◆ Work instructions ◆
All of the data below must be repeated exactly.

--- --- ---

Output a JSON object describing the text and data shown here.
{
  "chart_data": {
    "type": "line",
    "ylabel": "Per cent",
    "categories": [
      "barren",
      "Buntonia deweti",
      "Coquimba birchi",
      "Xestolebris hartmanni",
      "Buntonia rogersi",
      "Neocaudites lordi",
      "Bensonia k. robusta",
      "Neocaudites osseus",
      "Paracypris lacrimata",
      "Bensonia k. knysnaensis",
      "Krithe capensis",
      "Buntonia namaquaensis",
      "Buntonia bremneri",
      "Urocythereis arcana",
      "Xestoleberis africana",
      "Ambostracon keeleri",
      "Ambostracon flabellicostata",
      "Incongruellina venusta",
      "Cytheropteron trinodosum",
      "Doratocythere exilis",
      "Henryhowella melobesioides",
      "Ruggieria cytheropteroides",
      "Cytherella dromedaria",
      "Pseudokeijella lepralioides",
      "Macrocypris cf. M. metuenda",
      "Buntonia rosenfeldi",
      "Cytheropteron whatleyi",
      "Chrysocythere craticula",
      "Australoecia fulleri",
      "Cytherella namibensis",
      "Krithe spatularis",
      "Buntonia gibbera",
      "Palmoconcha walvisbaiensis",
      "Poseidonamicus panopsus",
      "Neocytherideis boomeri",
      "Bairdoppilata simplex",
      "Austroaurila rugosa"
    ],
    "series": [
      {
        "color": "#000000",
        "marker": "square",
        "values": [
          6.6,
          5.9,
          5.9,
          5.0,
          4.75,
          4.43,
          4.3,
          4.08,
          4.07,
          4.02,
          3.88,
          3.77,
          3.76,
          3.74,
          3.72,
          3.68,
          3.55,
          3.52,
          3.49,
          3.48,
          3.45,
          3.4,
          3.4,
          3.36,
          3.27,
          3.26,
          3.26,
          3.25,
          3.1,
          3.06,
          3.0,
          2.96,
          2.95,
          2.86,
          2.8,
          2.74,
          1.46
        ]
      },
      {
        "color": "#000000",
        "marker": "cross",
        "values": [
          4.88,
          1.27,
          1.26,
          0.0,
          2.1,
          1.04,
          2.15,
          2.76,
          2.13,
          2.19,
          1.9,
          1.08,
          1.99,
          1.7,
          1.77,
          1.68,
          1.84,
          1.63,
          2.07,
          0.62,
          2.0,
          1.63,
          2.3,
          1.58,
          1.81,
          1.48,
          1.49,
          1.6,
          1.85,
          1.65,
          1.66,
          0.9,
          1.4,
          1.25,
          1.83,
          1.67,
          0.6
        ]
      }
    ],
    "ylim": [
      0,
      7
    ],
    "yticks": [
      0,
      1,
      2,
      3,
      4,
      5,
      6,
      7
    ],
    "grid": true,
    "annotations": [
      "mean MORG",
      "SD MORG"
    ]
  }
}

--- --- ---

◆ Written solution ◆
Output a JSON object describing the text and data shown here.
{
  "chart_data": {
    "type": "line",
    "ylabel": "Per cent",
    "categories": [
      "barren",
      "Buntonia deweti",
      "Coquimba birchi",
      "Xestolebris hartmanni",
      "Buntonia rogersi",
      "Neocaudites lordi",
      "Bensonia k. robusta",
      "Neocaudites osseus",
      "Paracypris lacrimata",
      "Bensonia k. knysnaensis",
      "Krithe capensis",
      "Buntonia namaquaensis",
      "Buntonia bremneri",
      "Urocythereis arcana",
      "Xestoleberis africana",
      "Ambostracon keeleri",
      "Ambostracon flabellicostata",
      "Incongruellina venusta",
      "Cytheropteron trinodosum",
      "Doratocythere exilis",
      "Henryhowella melobesioides",
      "Ruggieria cytheropteroides",
      "Cytherella dromedaria",
      "Pseudokeijella lepralioides",
      "Macrocypris cf. M. metuenda",
      "Buntonia rosenfeldi",
      "Cytheropteron whatleyi",
      "Chrysocythere craticula",
      "Australoecia fulleri",
      "Cytherella namibensis",
      "Krithe spatularis",
      "Buntonia gibbera",
      "Palmoconcha walvisbaiensis",
      "Poseidonamicus panopsus",
      "Neocytherideis boomeri",
      "Bairdoppilata simplex",
      "Austroaurila rugosa"
    ],
    "series": [
      {
        "color": "#000000",
        "marker": "square",
        "values": [
          6.6,
          5.9,
          5.9,
          5.0,
          4.75,
          4.43,
          4.3,
          4.08,
          4.07,
          4.02,
          3.88,
          3.77,
          3.76,
          3.74,
          3.72,
          3.68,
          3.55,
          3.52,
          3.49,
          3.48,
          3.45,
          3.4,
          3.4,
          3.36,
          3.27,
          3.26,
          3.26,
          3.25,
          3.1,
          3.06,
          3.0,
          2.96,
          2.95,
          2.86,
          2.8,
          2.74,
          1.46
        ]
      },
      {
        "color": "#000000",
        "marker": "cross",
        "values": [
          4.88,
          1.27,
          1.26,
          0.0,
          2.1,
          1.04,
          2.15,
          2.76,
          2.13,
          2.19,
          1.9,
          1.08,
          1.99,
          1.7,
          1.77,
          1.68,
          1.84,
          1.63,
          2.07,
          0.62,
          2.0,
          1.63,
          2.3,
          1.58,
          1.81,
          1.48,
          1.49,
          1.6,
          1.85,
          1.65,
          1.66,
          0.9,
          1.4,
          1.25,
          1.83,
          1.67,
          0.6
        ]
      }
    ],
    "ylim": [
      0,
      7
    ],
    "yticks": [
      0,
      1,
      2,
      3,
      4,
      5,
      6,
      7
    ],
    "grid": true,
    "annotations": [
      "mean MORG",
      "SD MORG"
    ]
  }
}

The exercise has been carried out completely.